START Data extract

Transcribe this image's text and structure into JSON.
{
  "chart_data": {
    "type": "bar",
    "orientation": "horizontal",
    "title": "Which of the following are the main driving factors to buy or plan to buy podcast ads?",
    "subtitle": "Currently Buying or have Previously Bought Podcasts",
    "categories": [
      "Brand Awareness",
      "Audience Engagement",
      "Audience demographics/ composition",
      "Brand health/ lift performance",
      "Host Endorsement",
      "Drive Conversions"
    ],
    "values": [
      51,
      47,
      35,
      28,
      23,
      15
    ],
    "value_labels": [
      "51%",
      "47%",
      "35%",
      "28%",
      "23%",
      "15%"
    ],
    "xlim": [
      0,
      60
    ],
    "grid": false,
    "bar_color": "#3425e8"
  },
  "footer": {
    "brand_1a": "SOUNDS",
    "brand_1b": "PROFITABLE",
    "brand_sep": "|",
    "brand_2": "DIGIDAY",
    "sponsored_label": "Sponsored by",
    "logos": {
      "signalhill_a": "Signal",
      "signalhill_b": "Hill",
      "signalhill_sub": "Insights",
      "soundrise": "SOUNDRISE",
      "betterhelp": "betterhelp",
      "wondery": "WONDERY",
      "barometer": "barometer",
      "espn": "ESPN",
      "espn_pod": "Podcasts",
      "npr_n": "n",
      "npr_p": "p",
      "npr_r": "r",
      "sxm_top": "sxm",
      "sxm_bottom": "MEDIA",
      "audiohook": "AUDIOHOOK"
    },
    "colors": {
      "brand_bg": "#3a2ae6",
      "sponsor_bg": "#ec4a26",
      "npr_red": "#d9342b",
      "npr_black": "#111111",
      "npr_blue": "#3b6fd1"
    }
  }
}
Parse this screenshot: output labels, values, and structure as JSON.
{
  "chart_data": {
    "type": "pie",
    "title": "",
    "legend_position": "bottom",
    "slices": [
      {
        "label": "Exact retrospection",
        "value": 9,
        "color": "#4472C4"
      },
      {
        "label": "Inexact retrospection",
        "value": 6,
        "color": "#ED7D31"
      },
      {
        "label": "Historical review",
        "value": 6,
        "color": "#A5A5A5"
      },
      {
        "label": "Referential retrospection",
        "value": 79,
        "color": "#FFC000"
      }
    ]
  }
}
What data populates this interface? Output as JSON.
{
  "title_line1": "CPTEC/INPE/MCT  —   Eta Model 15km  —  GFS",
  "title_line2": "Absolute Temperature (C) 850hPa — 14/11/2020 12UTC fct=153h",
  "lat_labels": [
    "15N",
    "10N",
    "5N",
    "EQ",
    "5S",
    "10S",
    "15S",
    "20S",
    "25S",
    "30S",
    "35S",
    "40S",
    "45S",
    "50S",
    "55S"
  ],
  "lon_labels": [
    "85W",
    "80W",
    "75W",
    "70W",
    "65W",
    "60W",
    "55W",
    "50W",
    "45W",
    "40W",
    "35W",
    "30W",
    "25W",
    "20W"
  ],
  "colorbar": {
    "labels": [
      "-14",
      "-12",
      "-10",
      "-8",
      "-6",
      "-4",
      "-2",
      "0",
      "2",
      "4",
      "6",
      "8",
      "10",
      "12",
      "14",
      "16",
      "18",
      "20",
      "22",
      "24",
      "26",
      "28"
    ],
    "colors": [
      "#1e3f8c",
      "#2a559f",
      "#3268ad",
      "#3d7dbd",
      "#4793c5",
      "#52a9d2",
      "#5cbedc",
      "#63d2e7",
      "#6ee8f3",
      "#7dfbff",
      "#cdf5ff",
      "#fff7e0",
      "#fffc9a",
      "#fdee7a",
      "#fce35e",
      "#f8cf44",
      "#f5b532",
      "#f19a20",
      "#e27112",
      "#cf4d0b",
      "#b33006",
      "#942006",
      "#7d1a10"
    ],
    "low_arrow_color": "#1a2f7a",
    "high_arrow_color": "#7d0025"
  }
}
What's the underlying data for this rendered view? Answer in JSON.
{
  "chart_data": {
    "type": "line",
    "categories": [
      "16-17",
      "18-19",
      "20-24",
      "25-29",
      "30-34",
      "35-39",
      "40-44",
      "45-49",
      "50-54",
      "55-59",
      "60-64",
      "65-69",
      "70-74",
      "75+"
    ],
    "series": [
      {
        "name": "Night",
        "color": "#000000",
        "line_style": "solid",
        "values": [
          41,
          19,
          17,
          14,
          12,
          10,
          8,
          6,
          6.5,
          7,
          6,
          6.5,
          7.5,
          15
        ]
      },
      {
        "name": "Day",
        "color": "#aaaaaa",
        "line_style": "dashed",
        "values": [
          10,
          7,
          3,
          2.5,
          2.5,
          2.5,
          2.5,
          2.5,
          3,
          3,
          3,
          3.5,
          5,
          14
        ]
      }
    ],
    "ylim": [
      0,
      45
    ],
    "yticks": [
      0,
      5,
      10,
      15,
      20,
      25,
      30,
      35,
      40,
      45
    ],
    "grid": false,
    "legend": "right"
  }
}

END Data extract

(What you should do) Print the listing above in its entirety, with every line exact.

(Final answer)
Transcribe this image's text and structure into JSON.
{
  "chart_data": {
    "type": "bar",
    "orientation": "horizontal",
    "title": "Which of the following are the main driving factors to buy or plan to buy podcast ads?",
    "subtitle": "Currently Buying or have Previously Bought Podcasts",
    "categories": [
      "Brand Awareness",
      "Audience Engagement",
      "Audience demographics/ composition",
      "Brand health/ lift performance",
      "Host Endorsement",
      "Drive Conversions"
    ],
    "values": [
      51,
      47,
      35,
      28,
      23,
      15
    ],
    "value_labels": [
      "51%",
      "47%",
      "35%",
      "28%",
      "23%",
      "15%"
    ],
    "xlim": [
      0,
      60
    ],
    "grid": false,
    "bar_color": "#3425e8"
  },
  "footer": {
    "brand_1a": "SOUNDS",
    "brand_1b": "PROFITABLE",
    "brand_sep": "|",
    "brand_2": "DIGIDAY",
    "sponsored_label": "Sponsored by",
    "logos": {
      "signalhill_a": "Signal",
      "signalhill_b": "Hill",
      "signalhill_sub": "Insights",
      "soundrise": "SOUNDRISE",
      "betterhelp": "betterhelp",
      "wondery": "WONDERY",
      "barometer": "barometer",
      "espn": "ESPN",
      "espn_pod": "Podcasts",
      "npr_n": "n",
      "npr_p": "p",
      "npr_r": "r",
      "sxm_top": "sxm",
      "sxm_bottom": "MEDIA",
      "audiohook": "AUDIOHOOK"
    },
    "colors": {
      "brand_bg": "#3a2ae6",
      "sponsor_bg": "#ec4a26",
      "npr_red": "#d9342b",
      "npr_black": "#111111",
      "npr_blue": "#3b6fd1"
    }
  }
}
Parse this screenshot: output labels, values, and structure as JSON.
{
  "chart_data": {
    "type": "pie",
    "title": "",
    "legend_position": "bottom",
    "slices": [
      {
        "label": "Exact retrospection",
        "value": 9,
        "color": "#4472C4"
      },
      {
        "label": "Inexact retrospection",
        "value": 6,
        "color": "#ED7D31"
      },
      {
        "label": "Historical review",
        "value": 6,
        "color": "#A5A5A5"
      },
      {
        "label": "Referential retrospection",
        "value": 79,
        "color": "#FFC000"
      }
    ]
  }
}
What data populates this interface? Output as JSON.
{
  "title_line1": "CPTEC/INPE/MCT  —   Eta Model 15km  —  GFS",
  "title_line2": "Absolute Temperature (C) 850hPa — 14/11/2020 12UTC fct=153h",
  "lat_labels": [
    "15N",
    "10N",
    "5N",
    "EQ",
    "5S",
    "10S",
    "15S",
    "20S",
    "25S",
    "30S",
    "35S",
    "40S",
    "45S",
    "50S",
    "55S"
  ],
  "lon_labels": [
    "85W",
    "80W",
    "75W",
    "70W",
    "65W",
    "60W",
    "55W",
    "50W",
    "45W",
    "40W",
    "35W",
    "30W",
    "25W",
    "20W"
  ],
  "colorbar": {
    "labels": [
      "-14",
      "-12",
      "-10",
      "-8",
      "-6",
      "-4",
      "-2",
      "0",
      "2",
      "4",
      "6",
      "8",
      "10",
      "12",
      "14",
      "16",
      "18",
      "20",
      "22",
      "24",
      "26",
      "28"
    ],
    "colors": [
      "#1e3f8c",
      "#2a559f",
      "#3268ad",
      "#3d7dbd",
      "#4793c5",
      "#52a9d2",
      "#5cbedc",
      "#63d2e7",
      "#6ee8f3",
      "#7dfbff",
      "#cdf5ff",
      "#fff7e0",
      "#fffc9a",
      "#fdee7a",
      "#fce35e",
      "#f8cf44",
      "#f5b532",
      "#f19a20",
      "#e27112",
      "#cf4d0b",
      "#b33006",
      "#942006",
      "#7d1a10"
    ],
    "low_arrow_color": "#1a2f7a",
    "high_arrow_color": "#7d0025"
  }
}
What's the underlying data for this rendered view? Answer in JSON.
{
  "chart_data": {
    "type": "line",
    "categories": [
      "16-17",
      "18-19",
      "20-24",
      "25-29",
      "30-34",
      "35-39",
      "40-44",
      "45-49",
      "50-54",
      "55-59",
      "60-64",
      "65-69",
      "70-74",
      "75+"
    ],
    "series": [
      {
        "name": "Night",
        "color": "#000000",
        "line_style": "solid",
        "values": [
          41,
          19,
          17,
          14,
          12,
          10,
          8,
          6,
          6.5,
          7,
          6,
          6.5,
          7.5,
          15
        ]
      },
      {
        "name": "Day",
        "color": "#aaaaaa",
        "line_style": "dashed",
        "values": [
          10,
          7,
          3,
          2.5,
          2.5,
          2.5,
          2.5,
          2.5,
          3,
          3,
          3,
          3.5,
          5,
          14
        ]
      }
    ],
    "ylim": [
      0,
      45
    ],
    "yticks": [
      0,
      5,
      10,
      15,
      20,
      25,
      30,
      35,
      40,
      45
    ],
    "grid": false,
    "legend": "right"
  }
}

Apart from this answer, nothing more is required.